*Exercise objective:* Copy every line from the data below in which the string "estimated" can be found.

*Given entries:*
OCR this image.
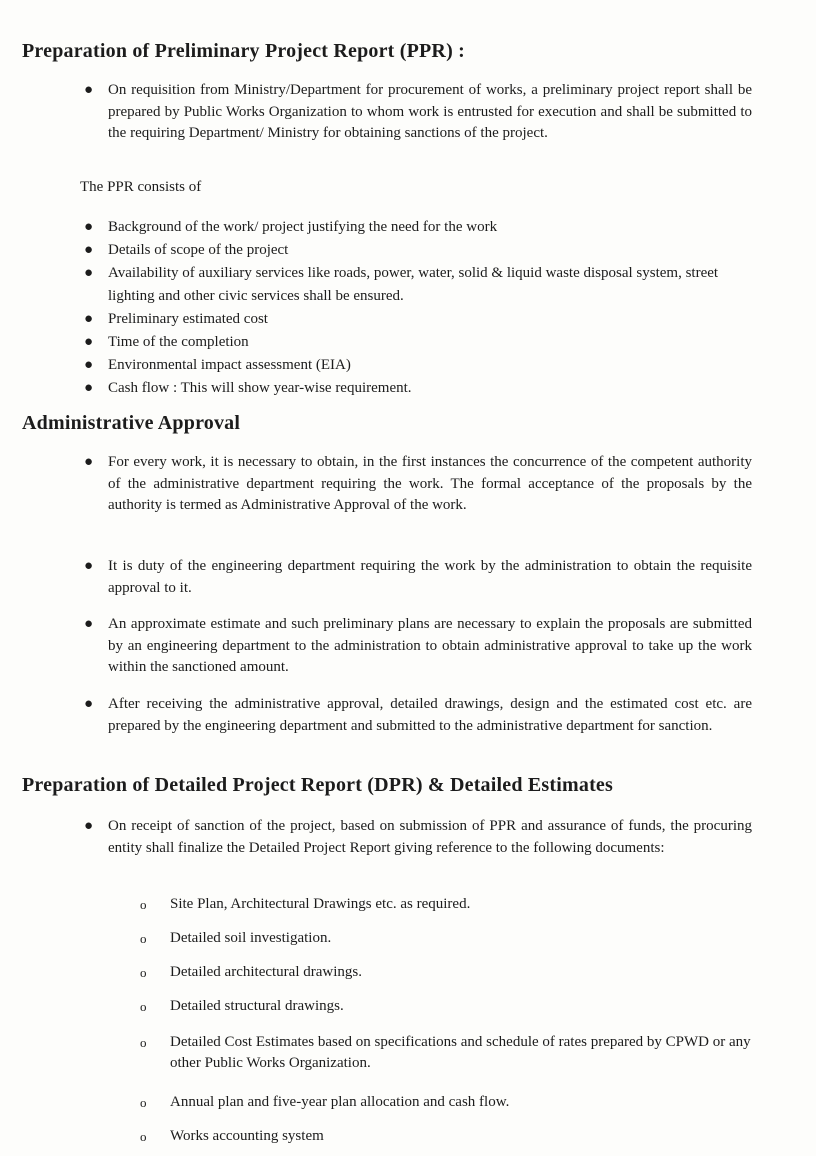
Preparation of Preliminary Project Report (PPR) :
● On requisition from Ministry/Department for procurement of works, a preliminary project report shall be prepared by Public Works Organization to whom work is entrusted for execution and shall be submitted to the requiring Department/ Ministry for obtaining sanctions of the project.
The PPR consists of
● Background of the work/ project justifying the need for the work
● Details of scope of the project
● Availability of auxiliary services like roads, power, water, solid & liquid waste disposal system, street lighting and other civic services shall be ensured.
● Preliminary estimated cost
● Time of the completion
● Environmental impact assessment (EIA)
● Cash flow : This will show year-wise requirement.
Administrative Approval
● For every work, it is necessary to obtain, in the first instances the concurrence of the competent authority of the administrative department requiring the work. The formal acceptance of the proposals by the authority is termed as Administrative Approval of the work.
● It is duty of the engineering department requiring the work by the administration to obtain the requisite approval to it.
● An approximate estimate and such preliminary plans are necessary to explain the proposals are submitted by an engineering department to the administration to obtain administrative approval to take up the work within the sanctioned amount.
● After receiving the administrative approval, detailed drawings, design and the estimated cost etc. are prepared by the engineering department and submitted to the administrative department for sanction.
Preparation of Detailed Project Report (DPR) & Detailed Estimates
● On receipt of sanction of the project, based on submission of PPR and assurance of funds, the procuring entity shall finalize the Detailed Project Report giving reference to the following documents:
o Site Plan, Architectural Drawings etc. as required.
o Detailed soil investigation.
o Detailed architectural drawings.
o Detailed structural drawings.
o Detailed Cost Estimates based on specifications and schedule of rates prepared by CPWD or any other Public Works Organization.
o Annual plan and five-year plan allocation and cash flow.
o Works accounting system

...

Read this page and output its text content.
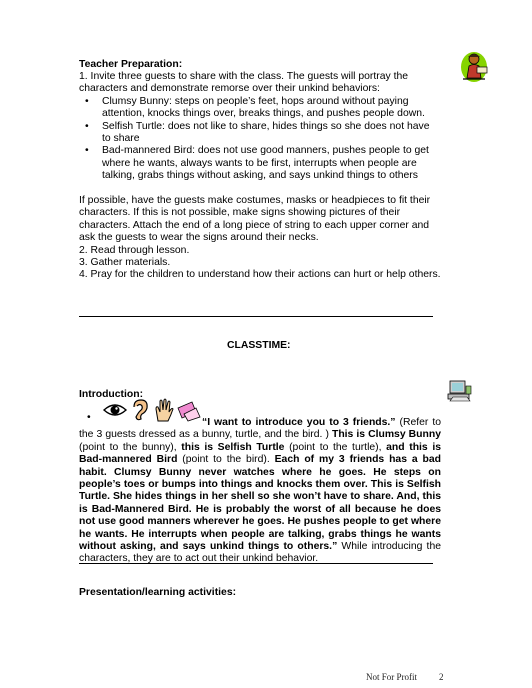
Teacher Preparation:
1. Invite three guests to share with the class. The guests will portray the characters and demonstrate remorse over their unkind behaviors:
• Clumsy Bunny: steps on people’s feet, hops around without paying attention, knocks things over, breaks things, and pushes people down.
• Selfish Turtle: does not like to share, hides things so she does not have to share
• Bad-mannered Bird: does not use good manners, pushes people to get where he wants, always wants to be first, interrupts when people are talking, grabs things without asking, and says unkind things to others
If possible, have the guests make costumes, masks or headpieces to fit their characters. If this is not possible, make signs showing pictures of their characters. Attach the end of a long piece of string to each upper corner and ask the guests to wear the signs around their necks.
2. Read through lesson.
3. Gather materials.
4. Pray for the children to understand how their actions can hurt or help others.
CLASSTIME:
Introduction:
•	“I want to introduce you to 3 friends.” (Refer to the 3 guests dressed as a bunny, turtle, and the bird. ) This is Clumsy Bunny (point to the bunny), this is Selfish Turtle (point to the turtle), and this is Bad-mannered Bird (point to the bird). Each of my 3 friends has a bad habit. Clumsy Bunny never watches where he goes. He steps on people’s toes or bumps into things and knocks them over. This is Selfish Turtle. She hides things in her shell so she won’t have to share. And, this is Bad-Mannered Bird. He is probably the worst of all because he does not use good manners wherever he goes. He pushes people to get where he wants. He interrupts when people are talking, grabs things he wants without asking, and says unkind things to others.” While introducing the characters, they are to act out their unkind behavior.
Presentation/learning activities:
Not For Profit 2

...

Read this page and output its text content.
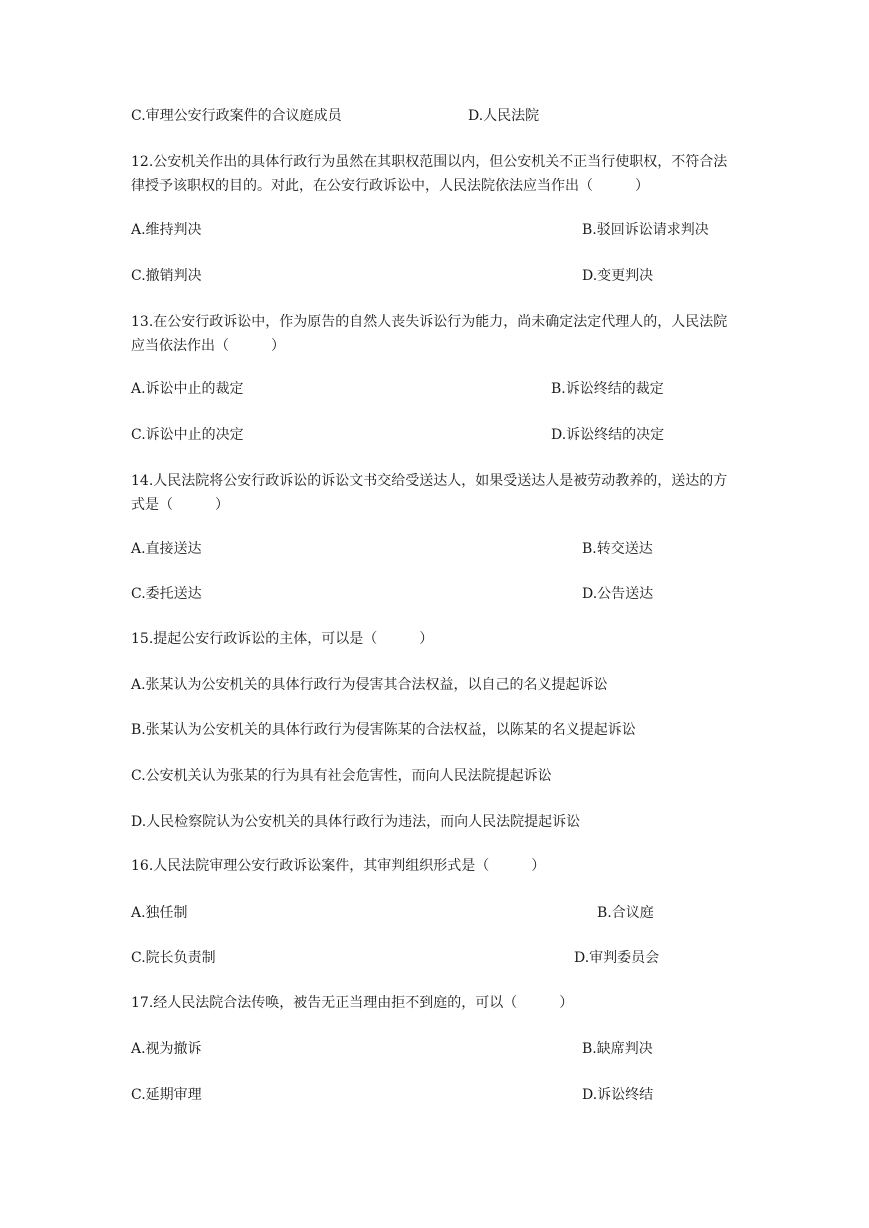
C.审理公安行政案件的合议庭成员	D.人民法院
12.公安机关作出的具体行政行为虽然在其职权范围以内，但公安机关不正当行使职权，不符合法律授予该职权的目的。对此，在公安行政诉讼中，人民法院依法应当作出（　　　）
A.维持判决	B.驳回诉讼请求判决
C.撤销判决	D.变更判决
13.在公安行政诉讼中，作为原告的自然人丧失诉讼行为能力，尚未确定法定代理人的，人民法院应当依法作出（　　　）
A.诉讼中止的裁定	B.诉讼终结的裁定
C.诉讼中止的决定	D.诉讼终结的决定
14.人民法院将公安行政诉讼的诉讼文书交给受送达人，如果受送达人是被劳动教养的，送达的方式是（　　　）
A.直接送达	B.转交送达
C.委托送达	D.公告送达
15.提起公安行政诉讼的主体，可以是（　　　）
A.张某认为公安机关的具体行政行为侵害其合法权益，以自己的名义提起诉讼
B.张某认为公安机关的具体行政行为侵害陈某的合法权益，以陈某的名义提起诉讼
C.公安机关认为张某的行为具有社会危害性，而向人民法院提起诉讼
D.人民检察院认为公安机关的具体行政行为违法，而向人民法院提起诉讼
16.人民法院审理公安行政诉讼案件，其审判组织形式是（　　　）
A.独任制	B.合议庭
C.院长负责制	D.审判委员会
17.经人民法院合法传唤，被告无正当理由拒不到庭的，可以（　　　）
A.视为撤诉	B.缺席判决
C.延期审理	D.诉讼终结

*Final result:*
● Preliminary estimated cost
● After receiving the administrative approval, detailed drawings, design and the estimated cost etc. are prepared by the engineering department and submitted to the administrative department for sanction.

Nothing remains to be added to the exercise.